'''

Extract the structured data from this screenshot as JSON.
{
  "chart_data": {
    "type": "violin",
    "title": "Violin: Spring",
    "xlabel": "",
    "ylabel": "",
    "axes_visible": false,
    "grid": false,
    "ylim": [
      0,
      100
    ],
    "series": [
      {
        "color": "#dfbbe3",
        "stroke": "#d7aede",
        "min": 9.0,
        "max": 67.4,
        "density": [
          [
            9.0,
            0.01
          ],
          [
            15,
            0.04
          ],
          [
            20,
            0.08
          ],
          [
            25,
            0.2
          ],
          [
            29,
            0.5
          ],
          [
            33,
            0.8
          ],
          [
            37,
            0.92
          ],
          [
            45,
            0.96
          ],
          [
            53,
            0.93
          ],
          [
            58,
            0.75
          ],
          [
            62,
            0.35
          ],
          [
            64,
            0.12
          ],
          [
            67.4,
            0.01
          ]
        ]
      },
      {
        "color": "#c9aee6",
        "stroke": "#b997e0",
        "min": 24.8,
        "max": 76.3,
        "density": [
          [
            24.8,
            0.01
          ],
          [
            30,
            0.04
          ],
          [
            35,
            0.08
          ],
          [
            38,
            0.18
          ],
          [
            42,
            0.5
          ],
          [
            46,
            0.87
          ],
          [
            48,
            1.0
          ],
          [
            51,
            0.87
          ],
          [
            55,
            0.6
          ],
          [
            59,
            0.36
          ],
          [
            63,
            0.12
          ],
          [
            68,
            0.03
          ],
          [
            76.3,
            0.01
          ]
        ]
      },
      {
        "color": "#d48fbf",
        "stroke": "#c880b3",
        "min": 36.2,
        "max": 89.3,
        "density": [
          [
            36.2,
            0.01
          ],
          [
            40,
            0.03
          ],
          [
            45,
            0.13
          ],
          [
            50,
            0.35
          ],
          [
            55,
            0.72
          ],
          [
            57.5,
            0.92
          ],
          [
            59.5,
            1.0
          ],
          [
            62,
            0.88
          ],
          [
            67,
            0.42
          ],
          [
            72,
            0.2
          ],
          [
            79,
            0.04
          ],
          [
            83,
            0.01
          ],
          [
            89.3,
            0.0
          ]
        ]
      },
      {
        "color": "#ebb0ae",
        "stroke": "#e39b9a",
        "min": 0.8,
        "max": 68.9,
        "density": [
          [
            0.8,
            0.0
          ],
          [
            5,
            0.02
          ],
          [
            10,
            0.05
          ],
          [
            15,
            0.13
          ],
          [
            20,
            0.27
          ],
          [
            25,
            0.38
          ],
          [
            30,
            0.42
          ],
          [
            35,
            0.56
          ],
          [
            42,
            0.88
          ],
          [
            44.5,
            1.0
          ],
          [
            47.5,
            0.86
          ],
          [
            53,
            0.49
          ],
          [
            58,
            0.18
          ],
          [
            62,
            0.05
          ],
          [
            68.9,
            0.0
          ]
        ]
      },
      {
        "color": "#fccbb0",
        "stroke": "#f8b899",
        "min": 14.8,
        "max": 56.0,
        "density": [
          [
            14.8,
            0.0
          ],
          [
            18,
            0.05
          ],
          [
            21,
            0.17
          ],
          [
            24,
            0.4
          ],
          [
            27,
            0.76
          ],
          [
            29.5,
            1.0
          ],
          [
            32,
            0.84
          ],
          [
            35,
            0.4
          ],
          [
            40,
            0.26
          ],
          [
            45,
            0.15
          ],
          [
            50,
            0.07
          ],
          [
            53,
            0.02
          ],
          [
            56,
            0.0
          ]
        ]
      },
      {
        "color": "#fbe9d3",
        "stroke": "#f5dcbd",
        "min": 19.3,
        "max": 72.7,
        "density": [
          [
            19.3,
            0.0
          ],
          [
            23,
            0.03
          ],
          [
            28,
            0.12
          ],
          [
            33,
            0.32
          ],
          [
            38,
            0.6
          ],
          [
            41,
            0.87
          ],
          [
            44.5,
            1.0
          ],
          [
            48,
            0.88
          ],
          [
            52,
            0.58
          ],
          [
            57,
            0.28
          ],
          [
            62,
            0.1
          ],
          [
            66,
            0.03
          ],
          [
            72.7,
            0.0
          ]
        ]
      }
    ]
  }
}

'''

● Written request
Return the material in full, exactly as shown.

● In response
Extract the structured data from this screenshot as JSON.
{
  "chart_data": {
    "type": "violin",
    "title": "Violin: Spring",
    "xlabel": "",
    "ylabel": "",
    "axes_visible": false,
    "grid": false,
    "ylim": [
      0,
      100
    ],
    "series": [
      {
        "color": "#dfbbe3",
        "stroke": "#d7aede",
        "min": 9.0,
        "max": 67.4,
        "density": [
          [
            9.0,
            0.01
          ],
          [
            15,
            0.04
          ],
          [
            20,
            0.08
          ],
          [
            25,
            0.2
          ],
          [
            29,
            0.5
          ],
          [
            33,
            0.8
          ],
          [
            37,
            0.92
          ],
          [
            45,
            0.96
          ],
          [
            53,
            0.93
          ],
          [
            58,
            0.75
          ],
          [
            62,
            0.35
          ],
          [
            64,
            0.12
          ],
          [
            67.4,
            0.01
          ]
        ]
      },
      {
        "color": "#c9aee6",
        "stroke": "#b997e0",
        "min": 24.8,
        "max": 76.3,
        "density": [
          [
            24.8,
            0.01
          ],
          [
            30,
            0.04
          ],
          [
            35,
            0.08
          ],
          [
            38,
            0.18
          ],
          [
            42,
            0.5
          ],
          [
            46,
            0.87
          ],
          [
            48,
            1.0
          ],
          [
            51,
            0.87
          ],
          [
            55,
            0.6
          ],
          [
            59,
            0.36
          ],
          [
            63,
            0.12
          ],
          [
            68,
            0.03
          ],
          [
            76.3,
            0.01
          ]
        ]
      },
      {
        "color": "#d48fbf",
        "stroke": "#c880b3",
        "min": 36.2,
        "max": 89.3,
        "density": [
          [
            36.2,
            0.01
          ],
          [
            40,
            0.03
          ],
          [
            45,
            0.13
          ],
          [
            50,
            0.35
          ],
          [
            55,
            0.72
          ],
          [
            57.5,
            0.92
          ],
          [
            59.5,
            1.0
          ],
          [
            62,
            0.88
          ],
          [
            67,
            0.42
          ],
          [
            72,
            0.2
          ],
          [
            79,
            0.04
          ],
          [
            83,
            0.01
          ],
          [
            89.3,
            0.0
          ]
        ]
      },
      {
        "color": "#ebb0ae",
        "stroke": "#e39b9a",
        "min": 0.8,
        "max": 68.9,
        "density": [
          [
            0.8,
            0.0
          ],
          [
            5,
            0.02
          ],
          [
            10,
            0.05
          ],
          [
            15,
            0.13
          ],
          [
            20,
            0.27
          ],
          [
            25,
            0.38
          ],
          [
            30,
            0.42
          ],
          [
            35,
            0.56
          ],
          [
            42,
            0.88
          ],
          [
            44.5,
            1.0
          ],
          [
            47.5,
            0.86
          ],
          [
            53,
            0.49
          ],
          [
            58,
            0.18
          ],
          [
            62,
            0.05
          ],
          [
            68.9,
            0.0
          ]
        ]
      },
      {
        "color": "#fccbb0",
        "stroke": "#f8b899",
        "min": 14.8,
        "max": 56.0,
        "density": [
          [
            14.8,
            0.0
          ],
          [
            18,
            0.05
          ],
          [
            21,
            0.17
          ],
          [
            24,
            0.4
          ],
          [
            27,
            0.76
          ],
          [
            29.5,
            1.0
          ],
          [
            32,
            0.84
          ],
          [
            35,
            0.4
          ],
          [
            40,
            0.26
          ],
          [
            45,
            0.15
          ],
          [
            50,
            0.07
          ],
          [
            53,
            0.02
          ],
          [
            56,
            0.0
          ]
        ]
      },
      {
        "color": "#fbe9d3",
        "stroke": "#f5dcbd",
        "min": 19.3,
        "max": 72.7,
        "density": [
          [
            19.3,
            0.0
          ],
          [
            23,
            0.03
          ],
          [
            28,
            0.12
          ],
          [
            33,
            0.32
          ],
          [
            38,
            0.6
          ],
          [
            41,
            0.87
          ],
          [
            44.5,
            1.0
          ],
          [
            48,
            0.88
          ],
          [
            52,
            0.58
          ],
          [
            57,
            0.28
          ],
          [
            62,
            0.1
          ],
          [
            66,
            0.03
          ],
          [
            72.7,
            0.0
          ]
        ]
      }
    ]
  }
}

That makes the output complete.